§ EXERCISE:
Using the share articles below, answer these questions:
1. Whose disposal are all unissued shares in the Company's capital at?
2. At whose option may redeemable shares be redeemed?
3. What rate may the commission not exceed?

§ SUPPLIED TEXT:
────────────────────
Residual allotment powers

16.
Subject to the provisions of the Companies Acts relating to authority, pre-emption rights or otherwise and of any resolution of the Company in general meeting passed pursuant to those provisions, and, in the case of redeemable shares, the provisions of Article 17:

(a)
all unissued shares for the time being in the capital of the Company shall be at the disposal of the board; and

(b)
the board may allot (with or without conferring a right of renunciation), grant options over, or otherwise dispose of them to such persons on such terms and conditions and at such times as it thinks fit.

Redeemable shares

17.
Subject to the provisions of the Companies Acts, and without prejudice to any rights attached to any existing shares or class of shares, shares may be issued which are to be redeemed or are to be liable to be redeemed at the option of the Company or the holder on such terms and in such manner as may be provided by these Articles.

Commissions

18.
The Company may exercise all powers of paying commissions or brokerage conferred or permitted by the Companies Acts provided that the rate per cent. or the amount of the commission paid or agreed to be paid shall be disclosed in the manner required by the Companies Acts and the rate of commission may be equal to but shall not exceed the rate of 10 per cent. of the price at which the shares in respect of which the commission is paid or agreed to be paid are issued. Subject to the provisions of the Companies Acts, any such commission or brokerage may be satisfied by the payment of cash or by the allotment of fully or partly paid shares or partly in one way and partly in the other. On the issue of shares, the Company may also pay such brokerage as may be lawful.
────────────────────
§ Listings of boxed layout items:
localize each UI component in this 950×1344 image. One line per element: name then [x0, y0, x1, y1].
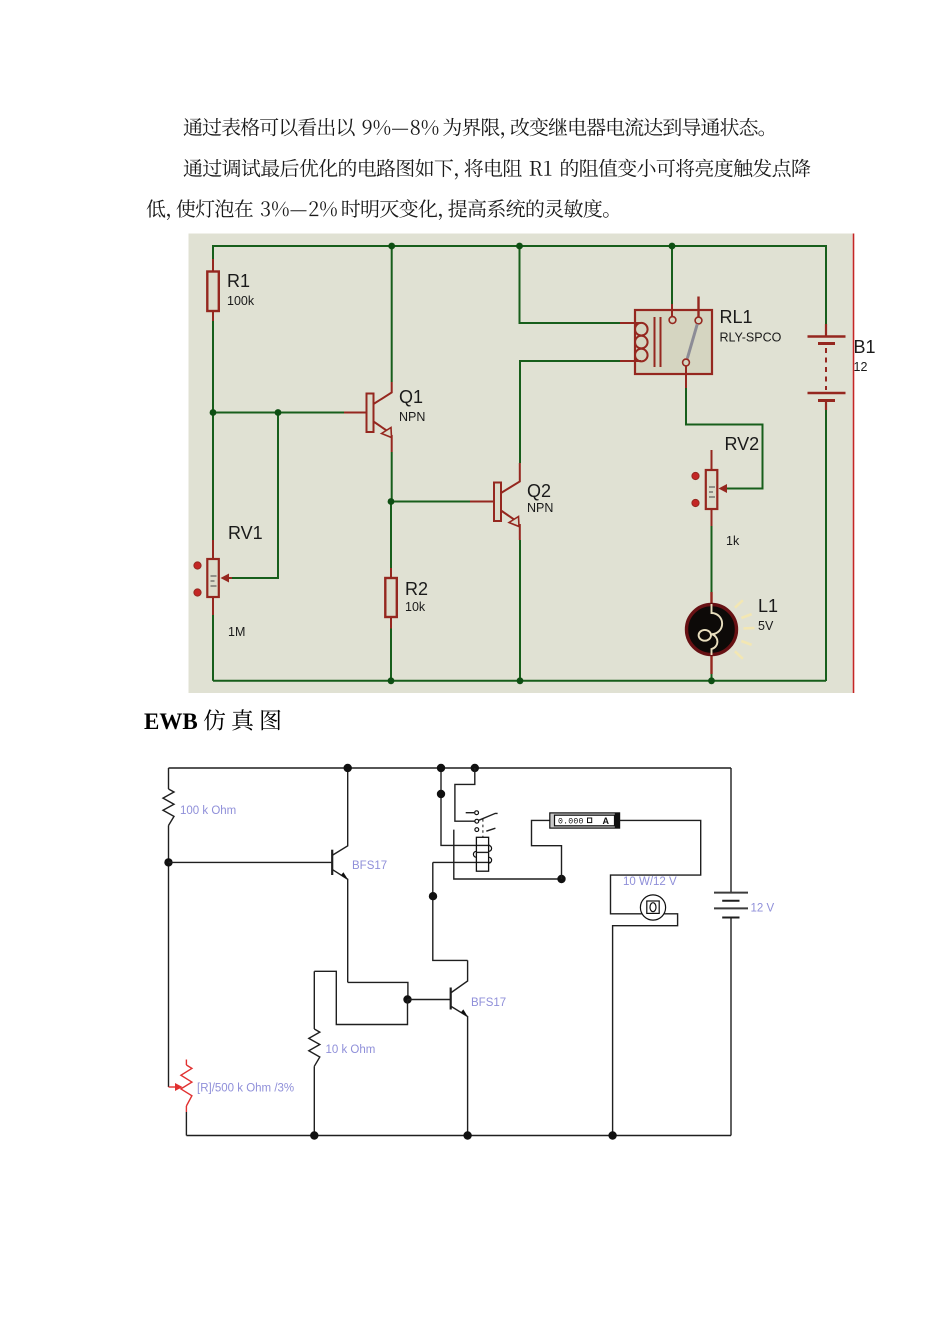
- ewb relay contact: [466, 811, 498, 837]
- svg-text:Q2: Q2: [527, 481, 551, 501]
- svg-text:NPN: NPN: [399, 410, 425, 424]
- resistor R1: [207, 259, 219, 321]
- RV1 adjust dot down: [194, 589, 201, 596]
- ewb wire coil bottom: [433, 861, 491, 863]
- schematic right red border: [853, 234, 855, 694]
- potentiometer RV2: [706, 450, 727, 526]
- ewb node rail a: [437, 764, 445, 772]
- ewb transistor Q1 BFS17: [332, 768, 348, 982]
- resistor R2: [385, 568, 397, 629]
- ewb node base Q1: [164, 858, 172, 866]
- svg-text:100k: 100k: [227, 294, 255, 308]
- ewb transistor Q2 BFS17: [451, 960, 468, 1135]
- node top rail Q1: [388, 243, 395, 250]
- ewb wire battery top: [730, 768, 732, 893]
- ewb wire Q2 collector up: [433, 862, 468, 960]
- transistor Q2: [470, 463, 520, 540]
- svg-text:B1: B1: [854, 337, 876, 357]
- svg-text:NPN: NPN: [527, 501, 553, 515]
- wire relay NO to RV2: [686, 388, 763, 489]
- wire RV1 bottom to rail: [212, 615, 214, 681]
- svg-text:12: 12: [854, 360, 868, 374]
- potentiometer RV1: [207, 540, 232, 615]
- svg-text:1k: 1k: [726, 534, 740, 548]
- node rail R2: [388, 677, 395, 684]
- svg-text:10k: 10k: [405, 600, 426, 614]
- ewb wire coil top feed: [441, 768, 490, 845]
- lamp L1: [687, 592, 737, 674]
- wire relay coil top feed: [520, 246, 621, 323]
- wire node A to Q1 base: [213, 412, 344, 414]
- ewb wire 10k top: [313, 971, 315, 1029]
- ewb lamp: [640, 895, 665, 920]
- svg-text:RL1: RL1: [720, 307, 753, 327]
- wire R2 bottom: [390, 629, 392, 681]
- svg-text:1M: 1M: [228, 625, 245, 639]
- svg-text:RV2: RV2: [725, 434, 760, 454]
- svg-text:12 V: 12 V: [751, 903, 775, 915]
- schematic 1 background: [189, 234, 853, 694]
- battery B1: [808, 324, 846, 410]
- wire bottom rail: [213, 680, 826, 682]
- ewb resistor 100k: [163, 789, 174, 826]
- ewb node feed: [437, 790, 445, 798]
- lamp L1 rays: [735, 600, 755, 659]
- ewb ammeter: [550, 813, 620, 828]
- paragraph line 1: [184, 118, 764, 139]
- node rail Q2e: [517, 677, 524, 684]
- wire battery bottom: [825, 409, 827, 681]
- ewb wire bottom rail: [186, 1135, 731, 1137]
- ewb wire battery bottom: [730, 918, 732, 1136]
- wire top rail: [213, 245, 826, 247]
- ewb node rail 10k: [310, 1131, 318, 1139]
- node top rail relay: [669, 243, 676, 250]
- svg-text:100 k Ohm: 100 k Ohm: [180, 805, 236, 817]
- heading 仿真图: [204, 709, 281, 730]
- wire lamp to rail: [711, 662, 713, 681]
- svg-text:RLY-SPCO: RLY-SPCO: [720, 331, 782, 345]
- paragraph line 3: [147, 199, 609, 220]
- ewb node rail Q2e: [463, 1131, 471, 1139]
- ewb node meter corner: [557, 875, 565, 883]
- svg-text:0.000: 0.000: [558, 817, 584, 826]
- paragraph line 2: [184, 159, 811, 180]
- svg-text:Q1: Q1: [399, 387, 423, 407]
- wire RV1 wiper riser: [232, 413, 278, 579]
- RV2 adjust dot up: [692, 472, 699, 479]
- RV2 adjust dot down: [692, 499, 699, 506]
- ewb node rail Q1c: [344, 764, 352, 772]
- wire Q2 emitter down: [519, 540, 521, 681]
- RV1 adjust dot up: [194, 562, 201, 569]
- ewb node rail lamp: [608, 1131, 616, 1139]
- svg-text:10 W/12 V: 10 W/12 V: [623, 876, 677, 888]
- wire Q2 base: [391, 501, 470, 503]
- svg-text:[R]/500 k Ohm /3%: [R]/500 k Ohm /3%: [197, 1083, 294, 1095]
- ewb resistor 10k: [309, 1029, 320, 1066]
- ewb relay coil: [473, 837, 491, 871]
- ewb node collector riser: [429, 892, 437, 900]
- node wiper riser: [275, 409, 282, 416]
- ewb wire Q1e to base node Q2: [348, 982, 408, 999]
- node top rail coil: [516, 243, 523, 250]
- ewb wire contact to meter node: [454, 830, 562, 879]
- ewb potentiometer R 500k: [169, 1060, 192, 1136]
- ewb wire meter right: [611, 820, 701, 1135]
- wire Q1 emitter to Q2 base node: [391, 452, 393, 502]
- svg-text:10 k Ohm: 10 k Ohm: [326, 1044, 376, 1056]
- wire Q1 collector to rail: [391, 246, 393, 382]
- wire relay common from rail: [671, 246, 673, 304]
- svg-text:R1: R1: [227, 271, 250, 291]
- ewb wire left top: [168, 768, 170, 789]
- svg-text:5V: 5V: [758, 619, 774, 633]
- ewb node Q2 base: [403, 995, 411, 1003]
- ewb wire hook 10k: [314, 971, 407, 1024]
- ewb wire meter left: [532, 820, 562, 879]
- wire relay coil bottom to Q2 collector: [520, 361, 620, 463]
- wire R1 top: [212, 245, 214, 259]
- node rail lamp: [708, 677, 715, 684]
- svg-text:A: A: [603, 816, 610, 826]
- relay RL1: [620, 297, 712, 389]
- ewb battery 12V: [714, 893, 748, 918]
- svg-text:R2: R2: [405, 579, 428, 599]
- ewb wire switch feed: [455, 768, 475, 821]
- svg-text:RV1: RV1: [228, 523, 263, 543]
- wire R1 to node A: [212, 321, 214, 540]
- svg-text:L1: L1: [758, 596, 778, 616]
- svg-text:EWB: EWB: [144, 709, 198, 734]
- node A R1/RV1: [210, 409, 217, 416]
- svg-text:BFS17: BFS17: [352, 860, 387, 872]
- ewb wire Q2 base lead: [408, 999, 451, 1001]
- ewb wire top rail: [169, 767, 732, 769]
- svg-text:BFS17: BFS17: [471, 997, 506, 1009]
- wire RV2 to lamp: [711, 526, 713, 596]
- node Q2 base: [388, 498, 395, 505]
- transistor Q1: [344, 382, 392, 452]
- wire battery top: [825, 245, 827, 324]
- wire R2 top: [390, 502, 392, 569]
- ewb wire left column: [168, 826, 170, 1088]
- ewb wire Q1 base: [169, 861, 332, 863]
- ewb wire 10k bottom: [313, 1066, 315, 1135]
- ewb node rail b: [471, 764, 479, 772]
────────────────────
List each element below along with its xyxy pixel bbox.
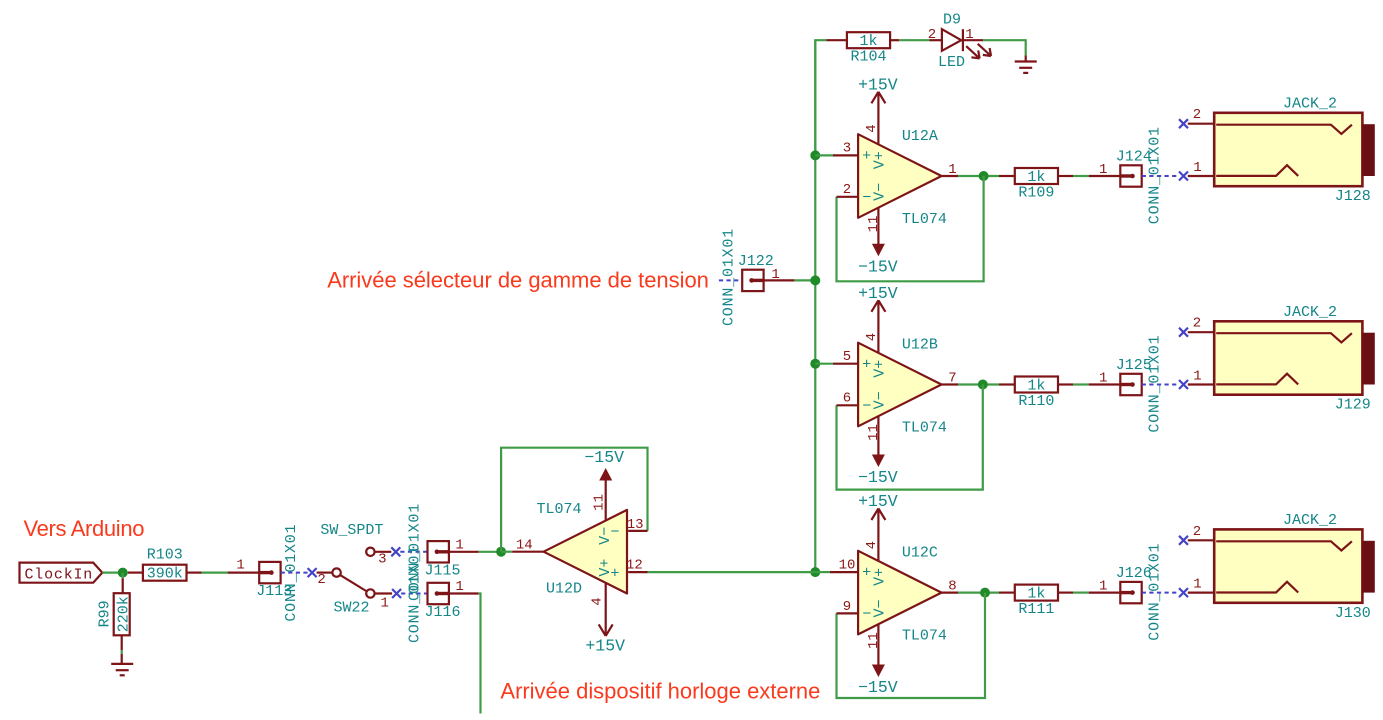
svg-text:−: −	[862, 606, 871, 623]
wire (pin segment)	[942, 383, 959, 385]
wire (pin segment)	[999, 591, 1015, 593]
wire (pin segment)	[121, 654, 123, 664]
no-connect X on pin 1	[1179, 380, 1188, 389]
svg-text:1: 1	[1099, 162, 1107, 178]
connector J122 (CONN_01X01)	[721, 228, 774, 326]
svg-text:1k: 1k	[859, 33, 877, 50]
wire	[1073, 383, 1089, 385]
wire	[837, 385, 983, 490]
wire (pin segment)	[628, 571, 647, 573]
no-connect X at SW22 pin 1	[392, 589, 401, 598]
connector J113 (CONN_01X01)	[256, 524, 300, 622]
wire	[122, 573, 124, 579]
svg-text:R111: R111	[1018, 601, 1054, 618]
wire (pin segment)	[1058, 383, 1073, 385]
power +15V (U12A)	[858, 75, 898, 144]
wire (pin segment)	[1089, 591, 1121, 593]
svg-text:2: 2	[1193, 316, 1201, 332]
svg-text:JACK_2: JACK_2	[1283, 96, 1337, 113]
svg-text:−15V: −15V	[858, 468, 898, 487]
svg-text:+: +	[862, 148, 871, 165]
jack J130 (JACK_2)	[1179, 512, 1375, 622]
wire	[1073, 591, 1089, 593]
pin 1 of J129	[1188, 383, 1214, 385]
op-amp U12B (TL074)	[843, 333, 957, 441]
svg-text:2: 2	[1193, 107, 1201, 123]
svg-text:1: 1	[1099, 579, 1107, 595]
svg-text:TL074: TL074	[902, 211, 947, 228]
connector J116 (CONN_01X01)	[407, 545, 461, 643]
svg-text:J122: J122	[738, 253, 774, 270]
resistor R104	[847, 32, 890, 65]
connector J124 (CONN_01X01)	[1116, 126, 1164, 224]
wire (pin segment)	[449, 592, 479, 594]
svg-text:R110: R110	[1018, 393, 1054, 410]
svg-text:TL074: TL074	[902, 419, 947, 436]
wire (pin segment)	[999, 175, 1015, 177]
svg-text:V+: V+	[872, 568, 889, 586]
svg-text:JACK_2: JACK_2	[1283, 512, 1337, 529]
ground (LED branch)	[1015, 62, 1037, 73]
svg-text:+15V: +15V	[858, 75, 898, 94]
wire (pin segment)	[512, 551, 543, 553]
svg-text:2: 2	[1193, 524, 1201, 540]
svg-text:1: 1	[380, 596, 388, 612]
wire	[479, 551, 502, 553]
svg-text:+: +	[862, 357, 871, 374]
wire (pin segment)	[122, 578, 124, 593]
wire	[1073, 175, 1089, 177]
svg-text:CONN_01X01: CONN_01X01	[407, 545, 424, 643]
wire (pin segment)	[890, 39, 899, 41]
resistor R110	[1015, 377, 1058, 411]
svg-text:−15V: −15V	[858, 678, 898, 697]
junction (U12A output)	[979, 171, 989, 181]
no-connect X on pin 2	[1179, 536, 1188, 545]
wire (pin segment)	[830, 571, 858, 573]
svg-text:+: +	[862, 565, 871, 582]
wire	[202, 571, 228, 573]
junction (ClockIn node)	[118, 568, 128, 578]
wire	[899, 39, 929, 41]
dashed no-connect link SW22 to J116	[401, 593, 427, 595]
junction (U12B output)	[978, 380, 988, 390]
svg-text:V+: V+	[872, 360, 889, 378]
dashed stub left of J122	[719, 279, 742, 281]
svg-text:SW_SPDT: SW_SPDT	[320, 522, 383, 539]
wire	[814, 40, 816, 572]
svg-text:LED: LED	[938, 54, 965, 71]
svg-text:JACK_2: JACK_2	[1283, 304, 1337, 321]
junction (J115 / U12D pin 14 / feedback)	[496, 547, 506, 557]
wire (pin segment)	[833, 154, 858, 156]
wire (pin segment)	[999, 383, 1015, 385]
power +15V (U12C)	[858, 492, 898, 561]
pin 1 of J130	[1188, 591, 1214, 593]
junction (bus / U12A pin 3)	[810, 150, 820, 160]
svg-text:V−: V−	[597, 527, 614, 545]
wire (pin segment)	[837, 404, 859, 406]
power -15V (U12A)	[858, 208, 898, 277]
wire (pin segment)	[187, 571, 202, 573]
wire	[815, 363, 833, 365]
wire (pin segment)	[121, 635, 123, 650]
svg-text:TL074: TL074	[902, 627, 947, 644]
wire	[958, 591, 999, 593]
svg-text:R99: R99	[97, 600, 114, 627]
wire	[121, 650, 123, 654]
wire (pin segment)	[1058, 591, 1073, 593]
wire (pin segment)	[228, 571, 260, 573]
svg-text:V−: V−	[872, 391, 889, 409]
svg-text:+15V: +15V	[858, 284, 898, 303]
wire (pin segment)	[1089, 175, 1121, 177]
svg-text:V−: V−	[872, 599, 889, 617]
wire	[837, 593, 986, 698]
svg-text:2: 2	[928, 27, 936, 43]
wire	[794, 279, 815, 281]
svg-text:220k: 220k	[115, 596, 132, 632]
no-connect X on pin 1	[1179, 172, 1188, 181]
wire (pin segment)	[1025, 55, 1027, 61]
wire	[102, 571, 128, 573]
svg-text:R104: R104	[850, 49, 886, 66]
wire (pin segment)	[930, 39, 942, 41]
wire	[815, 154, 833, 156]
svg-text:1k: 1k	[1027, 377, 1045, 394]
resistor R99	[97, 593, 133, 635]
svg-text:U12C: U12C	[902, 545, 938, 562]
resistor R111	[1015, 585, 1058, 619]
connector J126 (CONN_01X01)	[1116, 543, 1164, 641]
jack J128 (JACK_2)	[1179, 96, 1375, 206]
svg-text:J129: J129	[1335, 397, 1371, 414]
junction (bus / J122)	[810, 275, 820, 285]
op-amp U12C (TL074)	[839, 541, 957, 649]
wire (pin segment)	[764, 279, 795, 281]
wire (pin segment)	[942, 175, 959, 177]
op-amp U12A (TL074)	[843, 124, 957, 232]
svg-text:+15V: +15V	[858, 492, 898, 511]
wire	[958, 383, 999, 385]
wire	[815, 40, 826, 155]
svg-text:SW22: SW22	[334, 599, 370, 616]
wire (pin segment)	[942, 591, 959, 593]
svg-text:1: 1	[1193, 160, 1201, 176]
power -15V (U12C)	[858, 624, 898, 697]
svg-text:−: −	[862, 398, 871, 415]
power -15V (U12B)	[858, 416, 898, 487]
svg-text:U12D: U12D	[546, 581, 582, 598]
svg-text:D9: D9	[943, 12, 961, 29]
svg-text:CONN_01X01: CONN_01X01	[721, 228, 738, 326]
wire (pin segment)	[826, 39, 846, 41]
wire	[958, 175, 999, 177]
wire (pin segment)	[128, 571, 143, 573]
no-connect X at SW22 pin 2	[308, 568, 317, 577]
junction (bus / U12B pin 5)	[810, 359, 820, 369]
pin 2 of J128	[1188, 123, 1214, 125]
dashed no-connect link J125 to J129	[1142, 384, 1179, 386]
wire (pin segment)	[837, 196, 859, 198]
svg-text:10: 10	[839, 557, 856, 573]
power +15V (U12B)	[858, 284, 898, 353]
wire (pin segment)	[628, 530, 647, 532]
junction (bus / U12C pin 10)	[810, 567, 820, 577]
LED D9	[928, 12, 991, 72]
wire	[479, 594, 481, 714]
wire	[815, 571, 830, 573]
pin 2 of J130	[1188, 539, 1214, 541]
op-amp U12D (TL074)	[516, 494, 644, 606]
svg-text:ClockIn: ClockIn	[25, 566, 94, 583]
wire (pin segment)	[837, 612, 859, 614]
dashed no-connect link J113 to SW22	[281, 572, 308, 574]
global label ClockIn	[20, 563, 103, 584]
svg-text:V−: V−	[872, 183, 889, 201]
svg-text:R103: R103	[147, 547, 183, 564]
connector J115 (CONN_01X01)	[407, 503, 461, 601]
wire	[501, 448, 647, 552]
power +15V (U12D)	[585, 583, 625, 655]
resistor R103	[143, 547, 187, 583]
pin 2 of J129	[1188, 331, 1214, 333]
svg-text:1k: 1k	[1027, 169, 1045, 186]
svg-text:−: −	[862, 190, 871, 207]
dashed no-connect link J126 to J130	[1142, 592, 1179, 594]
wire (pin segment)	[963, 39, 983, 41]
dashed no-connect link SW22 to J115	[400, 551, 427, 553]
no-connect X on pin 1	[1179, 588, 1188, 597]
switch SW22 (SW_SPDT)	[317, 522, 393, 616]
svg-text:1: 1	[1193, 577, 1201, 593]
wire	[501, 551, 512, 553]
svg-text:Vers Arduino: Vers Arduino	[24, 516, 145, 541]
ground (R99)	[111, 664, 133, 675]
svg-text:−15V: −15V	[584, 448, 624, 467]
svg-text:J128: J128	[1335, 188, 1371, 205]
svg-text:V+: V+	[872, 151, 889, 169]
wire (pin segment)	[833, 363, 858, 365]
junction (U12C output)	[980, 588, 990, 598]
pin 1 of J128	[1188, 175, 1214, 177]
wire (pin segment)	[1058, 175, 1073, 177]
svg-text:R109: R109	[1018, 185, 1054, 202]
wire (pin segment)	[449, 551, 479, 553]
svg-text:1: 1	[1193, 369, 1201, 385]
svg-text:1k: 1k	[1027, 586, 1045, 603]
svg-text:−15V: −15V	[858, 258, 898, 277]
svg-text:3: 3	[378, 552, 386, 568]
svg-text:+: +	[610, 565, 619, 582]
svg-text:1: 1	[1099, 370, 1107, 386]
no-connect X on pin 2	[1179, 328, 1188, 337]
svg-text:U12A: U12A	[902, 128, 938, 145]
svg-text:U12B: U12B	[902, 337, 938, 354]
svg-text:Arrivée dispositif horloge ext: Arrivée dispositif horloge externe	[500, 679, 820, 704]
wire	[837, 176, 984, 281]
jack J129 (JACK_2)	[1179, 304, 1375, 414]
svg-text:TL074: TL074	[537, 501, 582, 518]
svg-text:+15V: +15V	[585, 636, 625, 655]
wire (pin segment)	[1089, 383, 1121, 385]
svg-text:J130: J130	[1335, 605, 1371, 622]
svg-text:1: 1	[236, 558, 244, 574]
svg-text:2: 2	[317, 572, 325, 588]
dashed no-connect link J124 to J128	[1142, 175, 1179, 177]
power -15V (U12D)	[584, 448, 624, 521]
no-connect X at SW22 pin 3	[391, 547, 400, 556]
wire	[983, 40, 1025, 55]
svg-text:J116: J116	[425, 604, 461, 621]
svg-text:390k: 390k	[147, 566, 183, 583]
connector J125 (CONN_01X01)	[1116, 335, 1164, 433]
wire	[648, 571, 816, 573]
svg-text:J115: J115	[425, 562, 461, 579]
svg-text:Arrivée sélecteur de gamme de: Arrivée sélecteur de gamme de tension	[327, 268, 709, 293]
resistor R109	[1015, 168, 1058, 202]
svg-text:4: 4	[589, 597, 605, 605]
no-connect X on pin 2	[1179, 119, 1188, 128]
────────────────────
§ WRITTEN SOLUTION:
1. The board.
2. At the option of the Company or the holder.
3. 10 per cent. of the price at which the shares in respect of which the commission is paid or agreed to be paid are issued.